[Figure record extracts]
******

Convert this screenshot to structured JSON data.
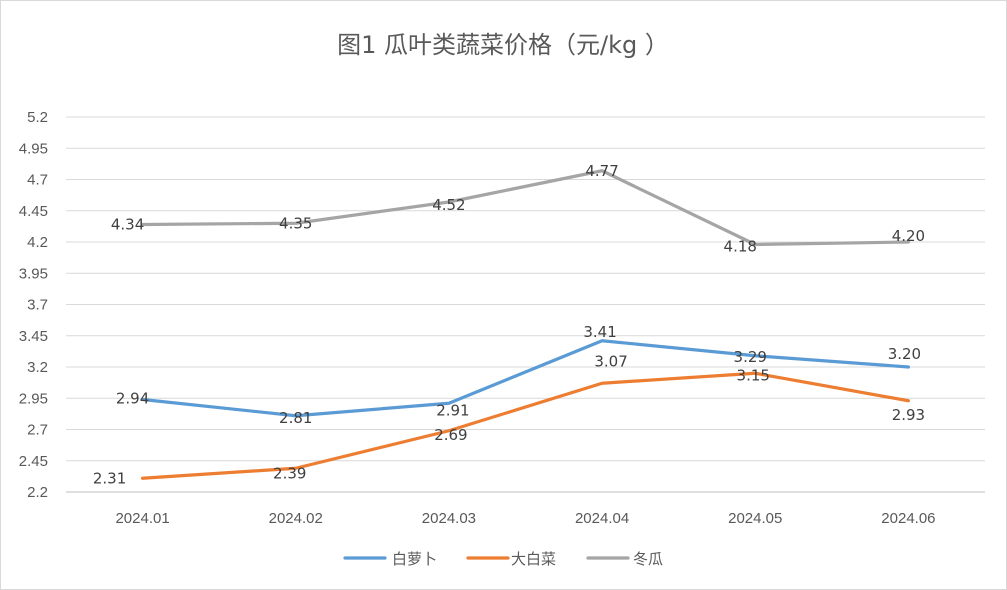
{
  "chart_data": {
    "type": "line",
    "title": "图1  瓜叶类蔬菜价格（元/kg ）",
    "categories": [
      "2024.01",
      "2024.02",
      "2024.03",
      "2024.04",
      "2024.05",
      "2024.06"
    ],
    "ylim": [
      2.2,
      5.2
    ],
    "yticks": [
      "2.2",
      "2.45",
      "2.7",
      "2.95",
      "3.2",
      "3.45",
      "3.7",
      "3.95",
      "4.2",
      "4.45",
      "4.7",
      "4.95",
      "5.2"
    ],
    "grid": true,
    "legend_position": "bottom",
    "series": [
      {
        "name": "白萝卜",
        "color": "#5b9bd5",
        "values": [
          2.94,
          2.81,
          2.91,
          3.41,
          3.29,
          3.2
        ],
        "labels": [
          "2.94",
          "2.81",
          "2.91",
          "3.41",
          "3.29",
          "3.20"
        ]
      },
      {
        "name": "大白菜",
        "color": "#ed7d31",
        "values": [
          2.31,
          2.39,
          2.69,
          3.07,
          3.15,
          2.93
        ],
        "labels": [
          "2.31",
          "2.39",
          "2.69",
          "3.07",
          "3.15",
          "2.93"
        ]
      },
      {
        "name": "冬瓜",
        "color": "#a5a5a5",
        "values": [
          4.34,
          4.35,
          4.52,
          4.77,
          4.18,
          4.2
        ],
        "labels": [
          "4.34",
          "4.35",
          "4.52",
          "4.77",
          "4.18",
          "4.20"
        ]
      }
    ]
  }
}
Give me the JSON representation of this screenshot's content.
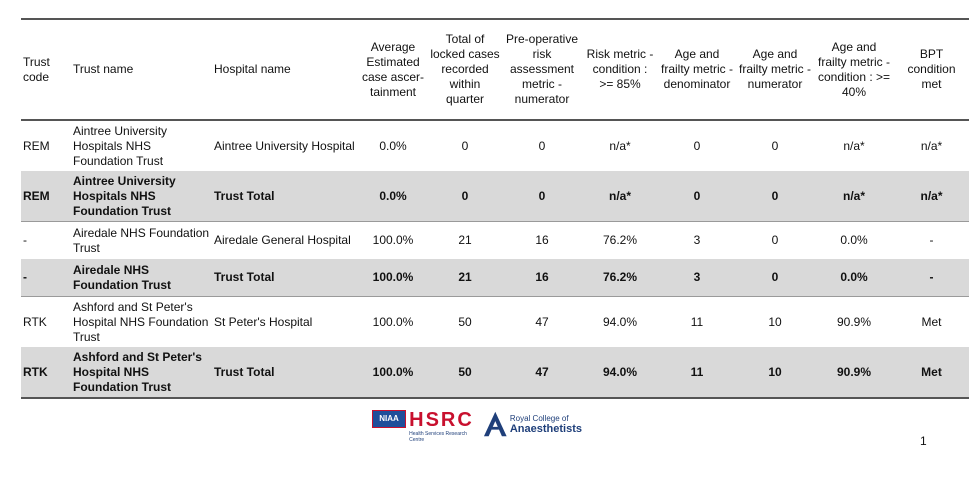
{
  "headers": {
    "trust_code": "Trust code",
    "trust_name": "Trust name",
    "hospital_name": "Hospital name",
    "avg_case_ascertainment": "Average Estimated case ascer-tainment",
    "total_locked_cases": "Total of locked cases recorded within quarter",
    "preop_risk_numerator": "Pre-operative risk assessment metric - numerator",
    "risk_condition": "Risk metric - condition : >= 85%",
    "frailty_denominator": "Age and frailty metric - denominator",
    "frailty_numerator": "Age and frailty metric - numerator",
    "frailty_condition": "Age and frailty metric - condition : >= 40%",
    "bpt_met": "BPT condition met"
  },
  "rows": [
    {
      "code": "REM",
      "trust": "Aintree University Hospitals NHS Foundation Trust",
      "hospital": "Aintree University Hospital",
      "ascertainment": "0.0%",
      "locked": "0",
      "preop": "0",
      "risk": "n/a*",
      "denom": "0",
      "numer": "0",
      "frailty": "n/a*",
      "bpt": "n/a*"
    },
    {
      "code": "REM",
      "trust": "Aintree University Hospitals NHS Foundation Trust",
      "hospital": "Trust Total",
      "ascertainment": "0.0%",
      "locked": "0",
      "preop": "0",
      "risk": "n/a*",
      "denom": "0",
      "numer": "0",
      "frailty": "n/a*",
      "bpt": "n/a*"
    },
    {
      "code": "-",
      "trust": "Airedale NHS Foundation Trust",
      "hospital": "Airedale General Hospital",
      "ascertainment": "100.0%",
      "locked": "21",
      "preop": "16",
      "risk": "76.2%",
      "denom": "3",
      "numer": "0",
      "frailty": "0.0%",
      "bpt": "-"
    },
    {
      "code": "-",
      "trust": "Airedale NHS Foundation Trust",
      "hospital": "Trust Total",
      "ascertainment": "100.0%",
      "locked": "21",
      "preop": "16",
      "risk": "76.2%",
      "denom": "3",
      "numer": "0",
      "frailty": "0.0%",
      "bpt": "-"
    },
    {
      "code": "RTK",
      "trust": "Ashford and St Peter's Hospital NHS Foundation Trust",
      "hospital": "St Peter's Hospital",
      "ascertainment": "100.0%",
      "locked": "50",
      "preop": "47",
      "risk": "94.0%",
      "denom": "11",
      "numer": "10",
      "frailty": "90.9%",
      "bpt": "Met"
    },
    {
      "code": "RTK",
      "trust": "Ashford and St Peter's Hospital NHS Foundation Trust",
      "hospital": "Trust Total",
      "ascertainment": "100.0%",
      "locked": "50",
      "preop": "47",
      "risk": "94.0%",
      "denom": "11",
      "numer": "10",
      "frailty": "90.9%",
      "bpt": "Met"
    }
  ],
  "footer": {
    "niaa": "NIAA",
    "hsrc": "HSRC",
    "hsrc_sub": "Health Services Research Centre",
    "rca_top": "Royal College of",
    "rca_bottom": "Anaesthetists",
    "page_number": "1"
  },
  "colors": {
    "total_row_bg": "#d9d9d9",
    "hsrc_red": "#c8102e",
    "niaa_blue": "#1f4e9a"
  }
}
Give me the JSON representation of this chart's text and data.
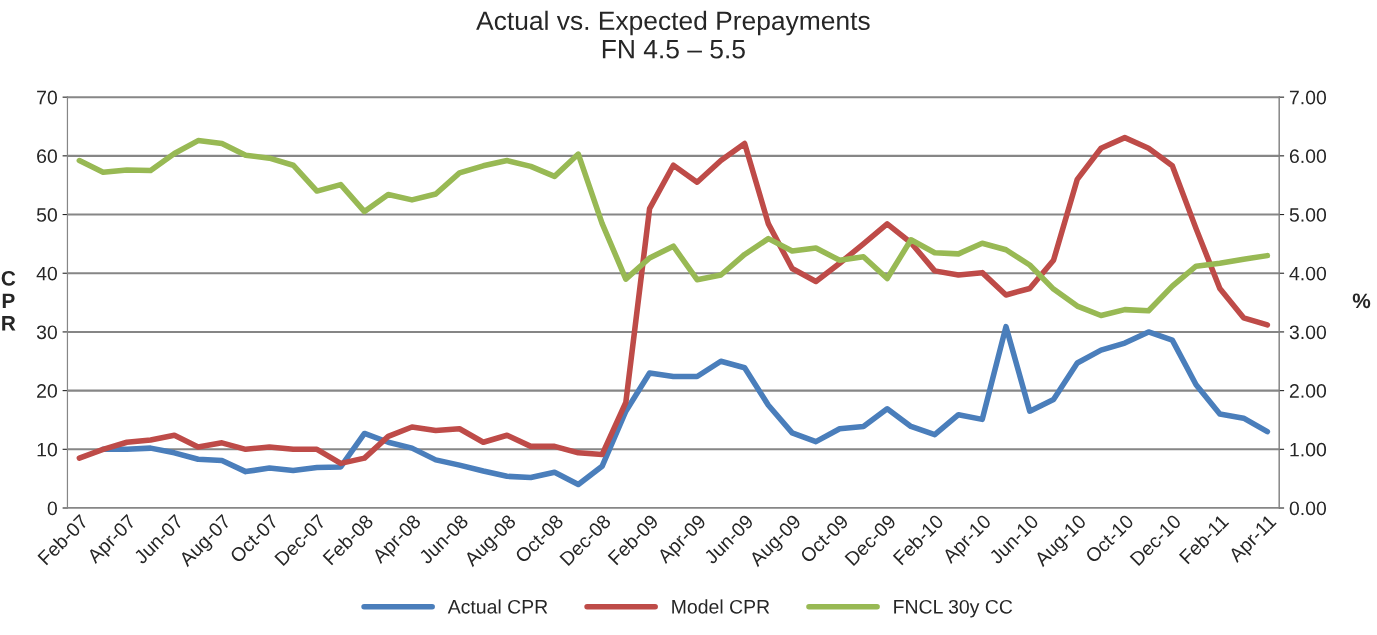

******

--- Task objective ---
Only lines with the word "condition" should be collected from the material.

--- Task answer ---
    "risk_condition": "Risk metric - condition : >= 85%",
    "frailty_condition": "Age and frailty metric - condition : >= 40%",
    "bpt_met": "BPT condition met"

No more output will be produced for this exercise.